### Work required
Every line below is to be quoted exactly, with nothing added or dropped.

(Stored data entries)
--------

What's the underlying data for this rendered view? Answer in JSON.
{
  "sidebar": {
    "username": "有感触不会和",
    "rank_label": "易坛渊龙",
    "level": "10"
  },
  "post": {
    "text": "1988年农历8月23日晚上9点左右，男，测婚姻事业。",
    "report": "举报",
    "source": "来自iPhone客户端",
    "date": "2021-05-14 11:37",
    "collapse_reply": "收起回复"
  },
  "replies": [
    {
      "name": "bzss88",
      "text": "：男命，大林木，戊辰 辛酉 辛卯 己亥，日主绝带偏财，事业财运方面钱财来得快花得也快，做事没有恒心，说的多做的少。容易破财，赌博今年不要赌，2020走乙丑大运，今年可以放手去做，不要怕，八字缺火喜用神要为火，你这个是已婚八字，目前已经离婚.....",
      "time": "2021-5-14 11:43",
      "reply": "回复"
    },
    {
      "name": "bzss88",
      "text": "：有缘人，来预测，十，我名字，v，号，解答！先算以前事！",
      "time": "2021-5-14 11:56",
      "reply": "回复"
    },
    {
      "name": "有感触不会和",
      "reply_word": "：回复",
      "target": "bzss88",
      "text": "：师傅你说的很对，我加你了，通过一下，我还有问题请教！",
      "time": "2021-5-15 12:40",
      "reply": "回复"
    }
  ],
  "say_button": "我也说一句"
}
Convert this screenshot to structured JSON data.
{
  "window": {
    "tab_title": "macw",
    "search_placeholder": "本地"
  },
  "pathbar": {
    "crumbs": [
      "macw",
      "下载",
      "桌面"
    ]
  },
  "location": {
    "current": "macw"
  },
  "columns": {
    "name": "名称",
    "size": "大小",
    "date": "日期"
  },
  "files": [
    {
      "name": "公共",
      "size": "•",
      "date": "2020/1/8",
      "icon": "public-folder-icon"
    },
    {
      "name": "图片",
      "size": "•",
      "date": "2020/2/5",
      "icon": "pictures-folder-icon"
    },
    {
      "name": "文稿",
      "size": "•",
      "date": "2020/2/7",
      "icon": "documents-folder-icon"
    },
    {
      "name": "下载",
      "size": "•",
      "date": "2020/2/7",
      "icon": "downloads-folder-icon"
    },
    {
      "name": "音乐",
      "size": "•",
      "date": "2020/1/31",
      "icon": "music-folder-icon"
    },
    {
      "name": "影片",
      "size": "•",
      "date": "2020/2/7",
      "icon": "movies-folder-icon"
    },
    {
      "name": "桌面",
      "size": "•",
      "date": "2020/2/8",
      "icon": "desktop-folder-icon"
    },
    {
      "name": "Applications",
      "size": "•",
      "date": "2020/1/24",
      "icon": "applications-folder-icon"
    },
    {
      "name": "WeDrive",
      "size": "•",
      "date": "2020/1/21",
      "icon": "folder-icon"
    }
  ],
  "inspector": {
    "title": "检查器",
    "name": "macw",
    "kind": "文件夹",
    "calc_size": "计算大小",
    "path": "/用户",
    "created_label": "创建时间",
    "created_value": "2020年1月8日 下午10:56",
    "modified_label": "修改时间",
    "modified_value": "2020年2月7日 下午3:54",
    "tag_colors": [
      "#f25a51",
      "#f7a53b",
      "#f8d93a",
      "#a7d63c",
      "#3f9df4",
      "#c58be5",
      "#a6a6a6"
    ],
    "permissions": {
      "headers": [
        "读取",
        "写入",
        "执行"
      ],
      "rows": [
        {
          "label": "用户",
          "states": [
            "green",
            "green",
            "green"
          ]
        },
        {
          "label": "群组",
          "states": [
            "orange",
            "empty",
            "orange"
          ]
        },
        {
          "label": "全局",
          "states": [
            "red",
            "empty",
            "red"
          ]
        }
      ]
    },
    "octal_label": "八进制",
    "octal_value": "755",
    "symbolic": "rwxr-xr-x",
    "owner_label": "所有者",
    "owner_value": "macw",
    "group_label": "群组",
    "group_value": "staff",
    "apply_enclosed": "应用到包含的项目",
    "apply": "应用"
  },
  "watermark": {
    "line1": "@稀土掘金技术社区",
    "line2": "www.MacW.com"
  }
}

--------

### In response
What's the underlying data for this rendered view? Answer in JSON.
{
  "sidebar": {
    "username": "有感触不会和",
    "rank_label": "易坛渊龙",
    "level": "10"
  },
  "post": {
    "text": "1988年农历8月23日晚上9点左右，男，测婚姻事业。",
    "report": "举报",
    "source": "来自iPhone客户端",
    "date": "2021-05-14 11:37",
    "collapse_reply": "收起回复"
  },
  "replies": [
    {
      "name": "bzss88",
      "text": "：男命，大林木，戊辰 辛酉 辛卯 己亥，日主绝带偏财，事业财运方面钱财来得快花得也快，做事没有恒心，说的多做的少。容易破财，赌博今年不要赌，2020走乙丑大运，今年可以放手去做，不要怕，八字缺火喜用神要为火，你这个是已婚八字，目前已经离婚.....",
      "time": "2021-5-14 11:43",
      "reply": "回复"
    },
    {
      "name": "bzss88",
      "text": "：有缘人，来预测，十，我名字，v，号，解答！先算以前事！",
      "time": "2021-5-14 11:56",
      "reply": "回复"
    },
    {
      "name": "有感触不会和",
      "reply_word": "：回复",
      "target": "bzss88",
      "text": "：师傅你说的很对，我加你了，通过一下，我还有问题请教！",
      "time": "2021-5-15 12:40",
      "reply": "回复"
    }
  ],
  "say_button": "我也说一句"
}
Convert this screenshot to structured JSON data.
{
  "window": {
    "tab_title": "macw",
    "search_placeholder": "本地"
  },
  "pathbar": {
    "crumbs": [
      "macw",
      "下载",
      "桌面"
    ]
  },
  "location": {
    "current": "macw"
  },
  "columns": {
    "name": "名称",
    "size": "大小",
    "date": "日期"
  },
  "files": [
    {
      "name": "公共",
      "size": "•",
      "date": "2020/1/8",
      "icon": "public-folder-icon"
    },
    {
      "name": "图片",
      "size": "•",
      "date": "2020/2/5",
      "icon": "pictures-folder-icon"
    },
    {
      "name": "文稿",
      "size": "•",
      "date": "2020/2/7",
      "icon": "documents-folder-icon"
    },
    {
      "name": "下载",
      "size": "•",
      "date": "2020/2/7",
      "icon": "downloads-folder-icon"
    },
    {
      "name": "音乐",
      "size": "•",
      "date": "2020/1/31",
      "icon": "music-folder-icon"
    },
    {
      "name": "影片",
      "size": "•",
      "date": "2020/2/7",
      "icon": "movies-folder-icon"
    },
    {
      "name": "桌面",
      "size": "•",
      "date": "2020/2/8",
      "icon": "desktop-folder-icon"
    },
    {
      "name": "Applications",
      "size": "•",
      "date": "2020/1/24",
      "icon": "applications-folder-icon"
    },
    {
      "name": "WeDrive",
      "size": "•",
      "date": "2020/1/21",
      "icon": "folder-icon"
    }
  ],
  "inspector": {
    "title": "检查器",
    "name": "macw",
    "kind": "文件夹",
    "calc_size": "计算大小",
    "path": "/用户",
    "created_label": "创建时间",
    "created_value": "2020年1月8日 下午10:56",
    "modified_label": "修改时间",
    "modified_value": "2020年2月7日 下午3:54",
    "tag_colors": [
      "#f25a51",
      "#f7a53b",
      "#f8d93a",
      "#a7d63c",
      "#3f9df4",
      "#c58be5",
      "#a6a6a6"
    ],
    "permissions": {
      "headers": [
        "读取",
        "写入",
        "执行"
      ],
      "rows": [
        {
          "label": "用户",
          "states": [
            "green",
            "green",
            "green"
          ]
        },
        {
          "label": "群组",
          "states": [
            "orange",
            "empty",
            "orange"
          ]
        },
        {
          "label": "全局",
          "states": [
            "red",
            "empty",
            "red"
          ]
        }
      ]
    },
    "octal_label": "八进制",
    "octal_value": "755",
    "symbolic": "rwxr-xr-x",
    "owner_label": "所有者",
    "owner_value": "macw",
    "group_label": "群组",
    "group_value": "staff",
    "apply_enclosed": "应用到包含的项目",
    "apply": "应用"
  },
  "watermark": {
    "line1": "@稀土掘金技术社区",
    "line2": "www.MacW.com"
  }
}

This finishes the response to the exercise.